* Text block *
She actually came in our bedroom the night before last and informed us that she needed to go to the hospital because her friend had had a seizure. Keep in mind, this was at 1:00 am and I have to get up for work at 5:00 am. After her being told no repeatedly by her dad, he informs her that we have to get up early, she states in a very snooty voice, "I don't care, this is more important than your sleeping". I have totally disengaged with his two girls per our counselors advice unless it is something that affects my life. I came about as close as I have ever been to jumping out of the bed and knocking her block off. DO NOT stand in my bedroom and tell me that your friend, surrounded by her family at the hospital, whom you would not even be allowed to go in the room with because you are not related to her, is more important than the fact that I have to get up in 4 hours and face a VERY stressful job, is MORE important than me getting the rest I need.

After all of this, I tried to go back to sleep, to no avail. Once I am awake, I am awake. Of course her father falls back to sleep immediately. Keep in mind, he has told her "NO" probably 14 times. I hear the front door open and close and the car door to her aunts car open and close. She did not come back until almost 4 am. I called the hospital and the "friend" was released at 2 am and she did not get dropped off at the house by the same aunt who took her. When I relay this information to my husband while we are discussing the incident the next day (because he is under the misconception that she did as she was told, when in actuality, she did not), he gets angry at me for "tattling" on her.

* Data extracts *
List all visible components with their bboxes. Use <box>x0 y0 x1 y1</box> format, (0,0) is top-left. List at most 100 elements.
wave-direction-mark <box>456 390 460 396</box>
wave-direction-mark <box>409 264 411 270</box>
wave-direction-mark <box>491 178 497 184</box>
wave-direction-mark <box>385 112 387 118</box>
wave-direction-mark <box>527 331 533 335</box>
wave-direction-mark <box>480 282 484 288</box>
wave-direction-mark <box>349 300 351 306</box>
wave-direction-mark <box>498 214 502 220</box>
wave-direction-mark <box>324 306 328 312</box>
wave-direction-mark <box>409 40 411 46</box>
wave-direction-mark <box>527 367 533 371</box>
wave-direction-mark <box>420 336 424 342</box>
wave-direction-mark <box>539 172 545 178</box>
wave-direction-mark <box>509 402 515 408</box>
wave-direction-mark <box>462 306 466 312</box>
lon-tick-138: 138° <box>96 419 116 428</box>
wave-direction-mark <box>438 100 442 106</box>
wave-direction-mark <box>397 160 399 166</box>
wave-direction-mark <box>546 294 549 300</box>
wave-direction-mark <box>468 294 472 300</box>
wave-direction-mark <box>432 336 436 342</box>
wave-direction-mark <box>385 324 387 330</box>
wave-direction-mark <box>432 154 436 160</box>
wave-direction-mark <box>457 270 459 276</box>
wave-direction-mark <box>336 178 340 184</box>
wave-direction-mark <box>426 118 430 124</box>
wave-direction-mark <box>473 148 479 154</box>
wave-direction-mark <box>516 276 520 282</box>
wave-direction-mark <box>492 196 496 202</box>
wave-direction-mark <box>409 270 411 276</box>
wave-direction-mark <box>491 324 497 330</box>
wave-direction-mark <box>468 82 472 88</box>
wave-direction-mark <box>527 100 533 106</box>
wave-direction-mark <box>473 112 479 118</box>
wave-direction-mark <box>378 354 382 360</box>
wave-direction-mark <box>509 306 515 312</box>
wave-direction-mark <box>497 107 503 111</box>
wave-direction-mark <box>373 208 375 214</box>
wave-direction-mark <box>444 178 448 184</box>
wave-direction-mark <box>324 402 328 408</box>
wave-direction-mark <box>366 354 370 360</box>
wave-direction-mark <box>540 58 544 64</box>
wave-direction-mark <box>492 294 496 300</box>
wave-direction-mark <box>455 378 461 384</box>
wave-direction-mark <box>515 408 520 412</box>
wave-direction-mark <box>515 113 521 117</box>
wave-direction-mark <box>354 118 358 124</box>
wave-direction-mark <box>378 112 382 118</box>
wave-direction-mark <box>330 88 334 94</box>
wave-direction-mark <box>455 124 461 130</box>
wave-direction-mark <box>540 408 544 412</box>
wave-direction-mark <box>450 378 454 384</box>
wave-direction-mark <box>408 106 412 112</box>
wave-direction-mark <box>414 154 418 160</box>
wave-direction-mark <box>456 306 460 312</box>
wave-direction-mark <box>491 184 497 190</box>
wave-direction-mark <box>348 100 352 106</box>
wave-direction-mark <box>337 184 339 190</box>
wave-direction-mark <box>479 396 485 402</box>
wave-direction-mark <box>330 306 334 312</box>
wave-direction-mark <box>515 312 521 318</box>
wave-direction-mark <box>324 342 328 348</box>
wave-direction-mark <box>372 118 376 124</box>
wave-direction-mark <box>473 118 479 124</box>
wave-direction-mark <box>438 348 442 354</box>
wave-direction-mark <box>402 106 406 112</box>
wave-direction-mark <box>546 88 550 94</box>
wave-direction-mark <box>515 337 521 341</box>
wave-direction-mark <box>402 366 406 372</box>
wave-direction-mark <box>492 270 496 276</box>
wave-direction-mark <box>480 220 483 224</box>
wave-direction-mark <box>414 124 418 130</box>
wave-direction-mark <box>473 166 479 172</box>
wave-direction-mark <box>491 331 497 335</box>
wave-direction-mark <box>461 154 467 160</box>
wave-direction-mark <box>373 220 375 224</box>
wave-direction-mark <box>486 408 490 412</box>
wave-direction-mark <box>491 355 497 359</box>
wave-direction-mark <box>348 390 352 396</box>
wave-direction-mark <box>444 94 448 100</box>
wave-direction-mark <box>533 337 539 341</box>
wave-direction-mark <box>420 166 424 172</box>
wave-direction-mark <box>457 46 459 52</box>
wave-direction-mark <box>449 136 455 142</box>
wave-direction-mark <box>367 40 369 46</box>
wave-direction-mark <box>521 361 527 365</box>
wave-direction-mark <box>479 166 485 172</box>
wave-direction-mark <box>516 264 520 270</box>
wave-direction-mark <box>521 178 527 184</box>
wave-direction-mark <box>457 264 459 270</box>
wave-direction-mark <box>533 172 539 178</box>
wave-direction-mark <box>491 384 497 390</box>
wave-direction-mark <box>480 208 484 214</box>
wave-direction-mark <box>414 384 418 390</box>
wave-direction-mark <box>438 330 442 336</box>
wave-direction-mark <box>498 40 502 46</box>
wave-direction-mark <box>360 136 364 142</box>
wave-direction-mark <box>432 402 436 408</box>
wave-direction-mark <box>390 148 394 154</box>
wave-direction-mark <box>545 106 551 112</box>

* What is being asked *
Please continue the account of the late-night hospital trip above, starting after its last sentence.

* Result for this exercise *
I am at a weird place in my life right now and not sure which way I want to go. My oldest son (19) just moved into his first apartment two days ago. I keep thinking to myself how jealous I am of his freedom. Not freedom to do whatever he wants but just the freedom of not having to deal with all the drama at what once was a very peaceful home for both of my children. I used to think of my home as a haven and I couldn't wait to get there after a long day of work, and now I don't even want to go there. I walk in the door and his children are sprawled all over the couch watching tv in my living room, that I PAY for and I am forced to retreat to my bedroom because my DH will not tell them to get their lazy asses up and go to their rooms if they want to lay down. I am tired of feeling like a visitor in my home except for the fact that I am expected to spend my weekends off cleaning, cooking, and shopping only to go back to work on Mondays exhausted. My life feels like it has no direction right now other than a downhill spiral. I really don't know if I want to live this way for atleast 5 more years maybe longer until I feel like I am in charge of my life and home again. I know I would be much better off financially without the drain of him and his daughters. I love the man but not really sure if love is enough anymore.

Am I going through some sort of midlife crisis with my son moving out or are these my true feelings and it took this change to open my eyes. If anyone has ever had any reactions to their children moving out I would be very happy to hear about them. And any advice would be welcomed with open arms.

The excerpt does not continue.